◆ **本文**
++++

スマートデバイスアプリ開発のあれやこれや

Spring Bootで作る簡単WebAPI

サーバ通信を行うスマホアプリを開発する際にデータをやり取りするWebアプリ
(※httpでリクエストするとJSONで結果を返す類のWebAPI)が必要だったので
何とか簡単に作れないかと模索ところ、Spring Bootがなかなか便利だった。


最大の便利ポイントはAPサーバ(Tomcat)を組み込んだ.jarファイルが作れるところ。
関係者に展開するときに”.jarファイルをjava -jarで実行すりゃいいよ!”で済むのが良い。
(関係者の環境で”動かない!”とか言われて揉めるのを避ける効果がある!)


手順をさらっとまとめてみます。
ちなみに検証環境は以下の通り。

1. Mavenプロジェクトを作る

Eclipseのプロジェクト作成ウィザードからMavenプロジェクトを選択する。
最近、Mavenを使い始めた初心者だけど、ライブラリ同士のバージョン関係をいっさい
考えなくても必要なライブラリ一式がゴッソリ入手出来る点が素晴らしいです。
(ただ、相手側もMaven知ってる前提じゃないとソース展開が面倒)

ちなみにMavenプロジェクトのarchetypeは指定なしで良いです。
「Create a Simple Project」をしれっと選択して次に進む。
artifacatIdやgroupId、バージョンは任意の設定でOK。

2. pom.xmlファイルを編集する

必要なライブラリの依存関係を定義するpom.xmlファイルを編集する。

  <parent>
  	<groupId>org.springframework.boot</groupId>
    <artifactId>spring-boot-starter-parent</artifactId>
    <version>1.0.2.RELEASE</version>
  </parent>

まず、parent要素に上の内容を追記。
Spring Bootを使う上での必要ライブラリ諸々が定義された
親のpom.xmlファイルを入手しますよ......という意味だと思う。
後述のdependencyも親のpom.xmlの利用が前提になっている。

  <dependencies>
  	<dependency>
  		<groupId>org.springframework.boot</groupId>
  		<artifactId>spring-boot-starter-web</artifactId>
  	</dependency>
  </dependencies>

続いて本命のSpring Boot本体を取得する依存性設定を追加する。

この状態で保存して、プロジェクト右クリック Maven --> Update Projectを実行。
これでインターネットから必要なライブラリがローカルにダウンロードされる。
Maven Dependencies」にjarファイルが入ってれば成功。

3. Controllerクラスを作る

クライアントからのリクエストを受け付けるControllerクラスを作る。

@Controller
@EnableAutoConfiguration
public class SampleController {
	// これからメソッド書いていくよ!

ポイントはクラスに付けてるアノテーション「@EnableAutoConfiguration」。
このアノテーションが付くことで「Spring Bootよ!面倒な設定は任せた!」という
殿様的な伝令が発せられ、疲弊した開発者は面倒な設定から解放される。

4. リクエストを受け付けるメソッドを作る

Controllerクラスにリクエストを受け付けるメソッドを作っていく。
メソッドの戻り値はListでもHashMapでも独自クラスでも何でも良い。
指定したクラスの中身がJSONになってクライアントに返却されるので
開発対象のサービスの仕様次第で柔軟に変えるとハッピー。

++++

◆ **データ抜粋**
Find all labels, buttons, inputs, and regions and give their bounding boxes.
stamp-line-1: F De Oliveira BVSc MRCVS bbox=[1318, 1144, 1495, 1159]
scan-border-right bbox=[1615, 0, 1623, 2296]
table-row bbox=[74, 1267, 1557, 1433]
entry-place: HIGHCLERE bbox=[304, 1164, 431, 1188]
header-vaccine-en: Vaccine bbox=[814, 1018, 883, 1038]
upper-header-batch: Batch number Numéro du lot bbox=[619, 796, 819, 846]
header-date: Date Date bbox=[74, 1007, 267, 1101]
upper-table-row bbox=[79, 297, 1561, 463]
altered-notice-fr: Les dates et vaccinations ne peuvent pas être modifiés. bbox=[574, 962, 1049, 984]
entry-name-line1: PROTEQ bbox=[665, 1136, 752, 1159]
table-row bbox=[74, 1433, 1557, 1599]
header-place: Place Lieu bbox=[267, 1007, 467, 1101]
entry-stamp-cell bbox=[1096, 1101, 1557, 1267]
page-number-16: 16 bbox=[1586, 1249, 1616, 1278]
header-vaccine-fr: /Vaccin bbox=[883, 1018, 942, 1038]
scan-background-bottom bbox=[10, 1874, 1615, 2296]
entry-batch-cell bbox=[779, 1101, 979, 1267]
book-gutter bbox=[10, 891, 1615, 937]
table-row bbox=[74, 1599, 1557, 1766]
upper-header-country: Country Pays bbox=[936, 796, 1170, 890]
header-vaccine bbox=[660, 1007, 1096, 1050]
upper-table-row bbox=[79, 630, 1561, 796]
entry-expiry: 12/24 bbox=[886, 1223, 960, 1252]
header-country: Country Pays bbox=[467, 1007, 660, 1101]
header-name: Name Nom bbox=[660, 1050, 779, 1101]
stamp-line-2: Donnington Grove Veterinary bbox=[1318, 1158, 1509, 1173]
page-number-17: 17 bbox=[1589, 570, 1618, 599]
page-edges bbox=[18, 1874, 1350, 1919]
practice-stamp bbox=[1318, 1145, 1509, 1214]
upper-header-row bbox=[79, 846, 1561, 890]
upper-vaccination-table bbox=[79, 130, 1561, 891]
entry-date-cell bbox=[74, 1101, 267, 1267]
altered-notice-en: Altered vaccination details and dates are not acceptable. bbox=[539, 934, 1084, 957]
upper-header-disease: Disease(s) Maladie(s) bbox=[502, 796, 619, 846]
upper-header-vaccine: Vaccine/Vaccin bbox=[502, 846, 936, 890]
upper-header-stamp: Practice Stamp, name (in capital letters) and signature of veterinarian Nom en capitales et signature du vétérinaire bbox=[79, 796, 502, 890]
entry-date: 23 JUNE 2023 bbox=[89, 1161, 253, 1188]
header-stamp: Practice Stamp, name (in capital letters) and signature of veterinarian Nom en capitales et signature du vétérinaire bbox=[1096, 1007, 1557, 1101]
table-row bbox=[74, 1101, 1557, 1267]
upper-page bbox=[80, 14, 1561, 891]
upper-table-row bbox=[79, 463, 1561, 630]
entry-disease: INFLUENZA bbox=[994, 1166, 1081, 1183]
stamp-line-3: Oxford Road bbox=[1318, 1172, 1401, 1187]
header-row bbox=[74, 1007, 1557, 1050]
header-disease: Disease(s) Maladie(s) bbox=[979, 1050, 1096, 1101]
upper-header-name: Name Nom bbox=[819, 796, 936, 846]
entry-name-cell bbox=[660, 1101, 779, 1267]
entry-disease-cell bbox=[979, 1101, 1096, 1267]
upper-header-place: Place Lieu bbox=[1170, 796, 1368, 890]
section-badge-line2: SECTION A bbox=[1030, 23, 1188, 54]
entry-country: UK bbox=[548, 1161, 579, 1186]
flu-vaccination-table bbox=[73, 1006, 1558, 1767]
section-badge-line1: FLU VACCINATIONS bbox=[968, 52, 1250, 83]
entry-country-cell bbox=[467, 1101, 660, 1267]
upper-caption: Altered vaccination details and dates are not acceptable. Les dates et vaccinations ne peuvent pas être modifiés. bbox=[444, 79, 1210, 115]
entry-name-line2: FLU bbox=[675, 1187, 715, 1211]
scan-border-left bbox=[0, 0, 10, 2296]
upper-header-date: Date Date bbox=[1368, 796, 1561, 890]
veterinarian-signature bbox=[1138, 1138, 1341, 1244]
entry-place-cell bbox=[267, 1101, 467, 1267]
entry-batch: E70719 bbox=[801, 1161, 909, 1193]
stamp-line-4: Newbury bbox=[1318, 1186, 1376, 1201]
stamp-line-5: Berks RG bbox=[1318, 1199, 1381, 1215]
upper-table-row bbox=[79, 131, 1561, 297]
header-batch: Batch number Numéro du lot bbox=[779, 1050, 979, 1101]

++++

◆ **課題一覧**
#1 本文で番号付きの見出しになっている手順を、すべて順番どおりに挙げよ。
#2 本文の内容を二文で要約せよ。

◆ **解答**
#1
1. Mavenプロジェクトを作る
2. pom.xmlファイルを編集する
3. Controllerクラスを作る
4. リクエストを受け付けるメソッドを作る

#2 スマホアプリ用にJSONで結果を返すWebAPIが必要になった際、Spring Bootが便利で、特にTomcatを組み込んだ.jarファイルが作れるため、関係者への展開がjava -jarで実行するだけで済む。手順は、EclipseでMavenプロジェクトを作り、pom.xmlにparent要素とspring-boot-starter-webの依存関係を追記し、@EnableAutoConfigurationを付けたControllerクラスにリクエストを受け付けるメソッドを作るというもので、メソッドの戻り値の中身はJSONになってクライアントに返される。